▸ PROBLEM:
Extract all of the entries and set them down verbatim.

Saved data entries
'''

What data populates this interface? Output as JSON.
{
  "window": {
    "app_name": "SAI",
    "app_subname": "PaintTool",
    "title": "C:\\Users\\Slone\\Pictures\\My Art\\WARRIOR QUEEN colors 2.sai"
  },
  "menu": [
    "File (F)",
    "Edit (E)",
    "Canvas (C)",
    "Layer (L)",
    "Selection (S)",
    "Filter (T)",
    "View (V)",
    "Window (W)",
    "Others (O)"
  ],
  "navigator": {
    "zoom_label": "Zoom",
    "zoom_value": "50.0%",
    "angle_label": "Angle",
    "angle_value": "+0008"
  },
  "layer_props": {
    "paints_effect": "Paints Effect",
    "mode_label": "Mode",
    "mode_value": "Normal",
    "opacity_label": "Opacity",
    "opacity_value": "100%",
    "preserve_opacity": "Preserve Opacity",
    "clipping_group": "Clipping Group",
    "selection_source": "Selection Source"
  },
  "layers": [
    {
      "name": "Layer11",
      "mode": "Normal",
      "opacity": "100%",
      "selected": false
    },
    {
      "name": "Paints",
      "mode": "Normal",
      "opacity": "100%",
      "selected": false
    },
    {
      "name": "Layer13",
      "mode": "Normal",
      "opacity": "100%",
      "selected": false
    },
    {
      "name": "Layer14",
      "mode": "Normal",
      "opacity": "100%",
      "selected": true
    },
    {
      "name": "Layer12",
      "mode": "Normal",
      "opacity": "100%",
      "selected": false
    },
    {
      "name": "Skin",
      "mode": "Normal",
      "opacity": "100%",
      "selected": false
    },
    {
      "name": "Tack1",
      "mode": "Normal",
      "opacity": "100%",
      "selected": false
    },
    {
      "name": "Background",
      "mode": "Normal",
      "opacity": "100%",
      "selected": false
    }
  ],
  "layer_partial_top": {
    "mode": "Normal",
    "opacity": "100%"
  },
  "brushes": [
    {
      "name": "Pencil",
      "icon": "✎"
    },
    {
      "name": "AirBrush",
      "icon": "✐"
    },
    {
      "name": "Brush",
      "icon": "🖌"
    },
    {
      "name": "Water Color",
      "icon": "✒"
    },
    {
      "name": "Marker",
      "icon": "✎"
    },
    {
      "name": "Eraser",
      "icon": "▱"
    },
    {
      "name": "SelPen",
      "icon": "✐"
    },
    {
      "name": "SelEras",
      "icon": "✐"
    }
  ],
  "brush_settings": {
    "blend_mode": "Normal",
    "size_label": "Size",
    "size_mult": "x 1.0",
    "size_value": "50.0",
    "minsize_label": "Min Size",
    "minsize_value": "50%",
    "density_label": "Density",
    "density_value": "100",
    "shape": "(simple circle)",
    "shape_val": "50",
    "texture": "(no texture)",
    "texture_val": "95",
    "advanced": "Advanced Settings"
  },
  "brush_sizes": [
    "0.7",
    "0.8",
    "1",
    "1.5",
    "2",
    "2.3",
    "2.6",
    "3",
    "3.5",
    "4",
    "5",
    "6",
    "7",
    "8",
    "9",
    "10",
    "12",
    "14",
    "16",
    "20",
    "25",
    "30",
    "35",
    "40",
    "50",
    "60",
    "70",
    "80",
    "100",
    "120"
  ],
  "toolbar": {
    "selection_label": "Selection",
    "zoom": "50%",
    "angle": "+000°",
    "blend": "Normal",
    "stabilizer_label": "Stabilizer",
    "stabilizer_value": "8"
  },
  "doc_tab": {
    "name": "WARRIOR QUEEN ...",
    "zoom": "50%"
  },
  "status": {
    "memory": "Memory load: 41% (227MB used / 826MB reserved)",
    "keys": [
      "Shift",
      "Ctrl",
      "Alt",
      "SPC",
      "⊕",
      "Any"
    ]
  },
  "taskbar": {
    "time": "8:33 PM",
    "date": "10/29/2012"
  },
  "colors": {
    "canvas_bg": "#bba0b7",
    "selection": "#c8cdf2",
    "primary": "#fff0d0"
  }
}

'''

▸ TASK SOLUTION:
What data populates this interface? Output as JSON.
{
  "window": {
    "app_name": "SAI",
    "app_subname": "PaintTool",
    "title": "C:\\Users\\Slone\\Pictures\\My Art\\WARRIOR QUEEN colors 2.sai"
  },
  "menu": [
    "File (F)",
    "Edit (E)",
    "Canvas (C)",
    "Layer (L)",
    "Selection (S)",
    "Filter (T)",
    "View (V)",
    "Window (W)",
    "Others (O)"
  ],
  "navigator": {
    "zoom_label": "Zoom",
    "zoom_value": "50.0%",
    "angle_label": "Angle",
    "angle_value": "+0008"
  },
  "layer_props": {
    "paints_effect": "Paints Effect",
    "mode_label": "Mode",
    "mode_value": "Normal",
    "opacity_label": "Opacity",
    "opacity_value": "100%",
    "preserve_opacity": "Preserve Opacity",
    "clipping_group": "Clipping Group",
    "selection_source": "Selection Source"
  },
  "layers": [
    {
      "name": "Layer11",
      "mode": "Normal",
      "opacity": "100%",
      "selected": false
    },
    {
      "name": "Paints",
      "mode": "Normal",
      "opacity": "100%",
      "selected": false
    },
    {
      "name": "Layer13",
      "mode": "Normal",
      "opacity": "100%",
      "selected": false
    },
    {
      "name": "Layer14",
      "mode": "Normal",
      "opacity": "100%",
      "selected": true
    },
    {
      "name": "Layer12",
      "mode": "Normal",
      "opacity": "100%",
      "selected": false
    },
    {
      "name": "Skin",
      "mode": "Normal",
      "opacity": "100%",
      "selected": false
    },
    {
      "name": "Tack1",
      "mode": "Normal",
      "opacity": "100%",
      "selected": false
    },
    {
      "name": "Background",
      "mode": "Normal",
      "opacity": "100%",
      "selected": false
    }
  ],
  "layer_partial_top": {
    "mode": "Normal",
    "opacity": "100%"
  },
  "brushes": [
    {
      "name": "Pencil",
      "icon": "✎"
    },
    {
      "name": "AirBrush",
      "icon": "✐"
    },
    {
      "name": "Brush",
      "icon": "🖌"
    },
    {
      "name": "Water Color",
      "icon": "✒"
    },
    {
      "name": "Marker",
      "icon": "✎"
    },
    {
      "name": "Eraser",
      "icon": "▱"
    },
    {
      "name": "SelPen",
      "icon": "✐"
    },
    {
      "name": "SelEras",
      "icon": "✐"
    }
  ],
  "brush_settings": {
    "blend_mode": "Normal",
    "size_label": "Size",
    "size_mult": "x 1.0",
    "size_value": "50.0",
    "minsize_label": "Min Size",
    "minsize_value": "50%",
    "density_label": "Density",
    "density_value": "100",
    "shape": "(simple circle)",
    "shape_val": "50",
    "texture": "(no texture)",
    "texture_val": "95",
    "advanced": "Advanced Settings"
  },
  "brush_sizes": [
    "0.7",
    "0.8",
    "1",
    "1.5",
    "2",
    "2.3",
    "2.6",
    "3",
    "3.5",
    "4",
    "5",
    "6",
    "7",
    "8",
    "9",
    "10",
    "12",
    "14",
    "16",
    "20",
    "25",
    "30",
    "35",
    "40",
    "50",
    "60",
    "70",
    "80",
    "100",
    "120"
  ],
  "toolbar": {
    "selection_label": "Selection",
    "zoom": "50%",
    "angle": "+000°",
    "blend": "Normal",
    "stabilizer_label": "Stabilizer",
    "stabilizer_value": "8"
  },
  "doc_tab": {
    "name": "WARRIOR QUEEN ...",
    "zoom": "50%"
  },
  "status": {
    "memory": "Memory load: 41% (227MB used / 826MB reserved)",
    "keys": [
      "Shift",
      "Ctrl",
      "Alt",
      "SPC",
      "⊕",
      "Any"
    ]
  },
  "taskbar": {
    "time": "8:33 PM",
    "date": "10/29/2012"
  },
  "colors": {
    "canvas_bg": "#bba0b7",
    "selection": "#c8cdf2",
    "primary": "#fff0d0"
  }
}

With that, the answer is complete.